◆ Given data ◆
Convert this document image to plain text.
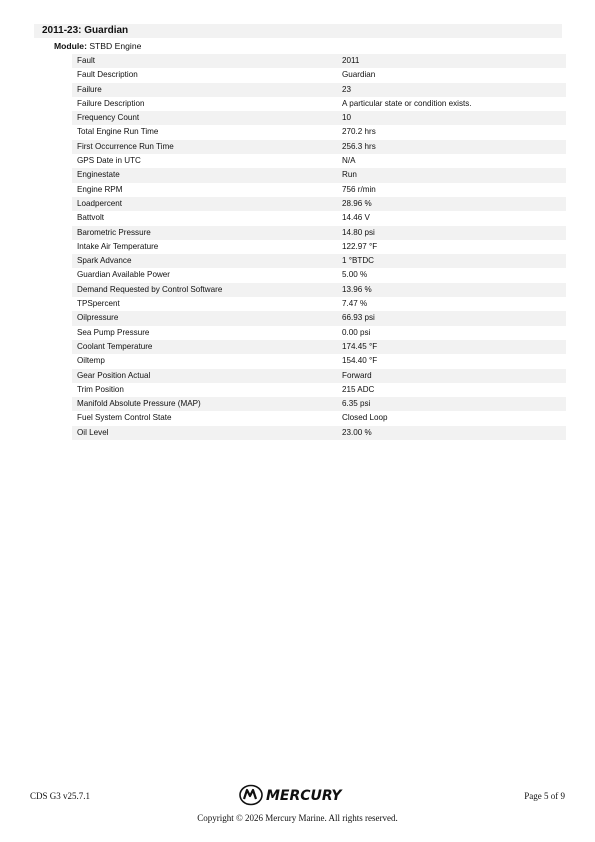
2011-23: Guardian
Module: STBD Engine
Fault	2011
Fault Description	Guardian
Failure	23
Failure Description	A particular state or condition exists.
Frequency Count	10
Total Engine Run Time	270.2 hrs
First Occurrence Run Time	256.3 hrs
GPS Date in UTC	N/A
Enginestate	Run
Engine RPM	756 r/min
Loadpercent	28.96 %
Battvolt	14.46 V
Barometric Pressure	14.80 psi
Intake Air Temperature	122.97 °F
Spark Advance	1 °BTDC
Guardian Available Power	5.00 %
Demand Requested by Control Software	13.96 %
TPSpercent	7.47 %
Oilpressure	66.93 psi
Sea Pump Pressure	0.00 psi
Coolant Temperature	174.45 °F
Oiltemp	154.40 °F
Gear Position Actual	Forward
Trim Position	215 ADC
Manifold Absolute Pressure (MAP)	6.35 psi
Fuel System Control State	Closed Loop
Oil Level	23.00 %
CDS G3 v25.7.1	MERCURY	Page 5 of 9
Copyright © 2026 Mercury Marine. All rights reserved.
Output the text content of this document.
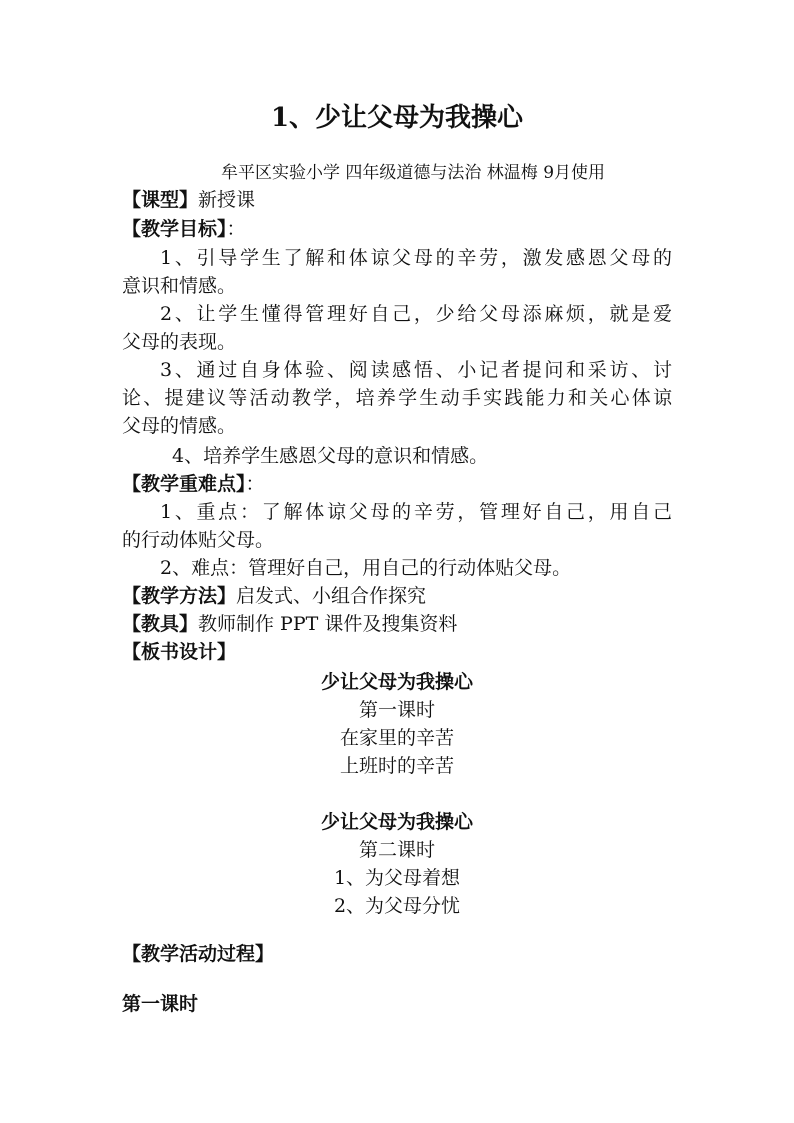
1、少让父母为我操心
牟平区实验小学 四年级道德与法治 林温梅 9月使用
【课型】新授课
【教学目标】：
1、引导学生了解和体谅父母的辛劳，激发感恩父母的
意识和情感。
2、让学生懂得管理好自己，少给父母添麻烦，就是爱
父母的表现。
3、通过自身体验、阅读感悟、小记者提问和采访、讨
论、提建议等活动教学，培养学生动手实践能力和关心体谅
父母的情感。
4、培养学生感恩父母的意识和情感。
【教学重难点】：
1、重点：了解体谅父母的辛劳，管理好自己，用自己
的行动体贴父母。
2、难点：管理好自己，用自己的行动体贴父母。
【教学方法】启发式、小组合作探究
【教具】教师制作 PPT 课件及搜集资料
【板书设计】
少让父母为我操心
第一课时
在家里的辛苦
上班时的辛苦
少让父母为我操心
第二课时
1、为父母着想
2、为父母分忧
【教学活动过程】
第一课时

◆ Exercise details ◆
Reproduce word for word only the lines between the line containing "Output the text content of this document." and the end of the listing above, both included, and drop any pictures.

◆ Answer to the problem ◆
Output the text content of this document.
1、少让父母为我操心
牟平区实验小学 四年级道德与法治 林温梅 9月使用
【课型】新授课
【教学目标】：
1、引导学生了解和体谅父母的辛劳，激发感恩父母的
意识和情感。
2、让学生懂得管理好自己，少给父母添麻烦，就是爱
父母的表现。
3、通过自身体验、阅读感悟、小记者提问和采访、讨
论、提建议等活动教学，培养学生动手实践能力和关心体谅
父母的情感。
4、培养学生感恩父母的意识和情感。
【教学重难点】：
1、重点：了解体谅父母的辛劳，管理好自己，用自己
的行动体贴父母。
2、难点：管理好自己，用自己的行动体贴父母。
【教学方法】启发式、小组合作探究
【教具】教师制作 PPT 课件及搜集资料
【板书设计】
少让父母为我操心
第一课时
在家里的辛苦
上班时的辛苦
少让父母为我操心
第二课时
1、为父母着想
2、为父母分忧
【教学活动过程】
第一课时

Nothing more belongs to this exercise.